# Information supplied:
▽

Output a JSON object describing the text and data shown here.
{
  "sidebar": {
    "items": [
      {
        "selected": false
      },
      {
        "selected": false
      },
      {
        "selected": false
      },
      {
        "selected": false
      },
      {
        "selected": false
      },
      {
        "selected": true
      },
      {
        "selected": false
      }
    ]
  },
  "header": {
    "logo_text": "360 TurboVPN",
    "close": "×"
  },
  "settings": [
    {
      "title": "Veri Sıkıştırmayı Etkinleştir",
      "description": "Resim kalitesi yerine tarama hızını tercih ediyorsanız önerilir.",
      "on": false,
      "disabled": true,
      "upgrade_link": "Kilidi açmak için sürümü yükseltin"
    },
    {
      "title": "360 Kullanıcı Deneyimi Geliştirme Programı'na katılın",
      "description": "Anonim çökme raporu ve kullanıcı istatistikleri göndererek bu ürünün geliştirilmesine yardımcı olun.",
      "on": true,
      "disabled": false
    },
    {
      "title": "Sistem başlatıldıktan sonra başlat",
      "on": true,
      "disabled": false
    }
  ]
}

△

Show all lines in the entries above where the string "description" appears.

      "description": "Resim kalitesi yerine tarama hızını tercih ediyorsanız önerilir.",
      "description": "Anonim çökme raporu ve kullanıcı istatistikleri göndererek bu ürünün geliştirilmesine yardımcı olun.",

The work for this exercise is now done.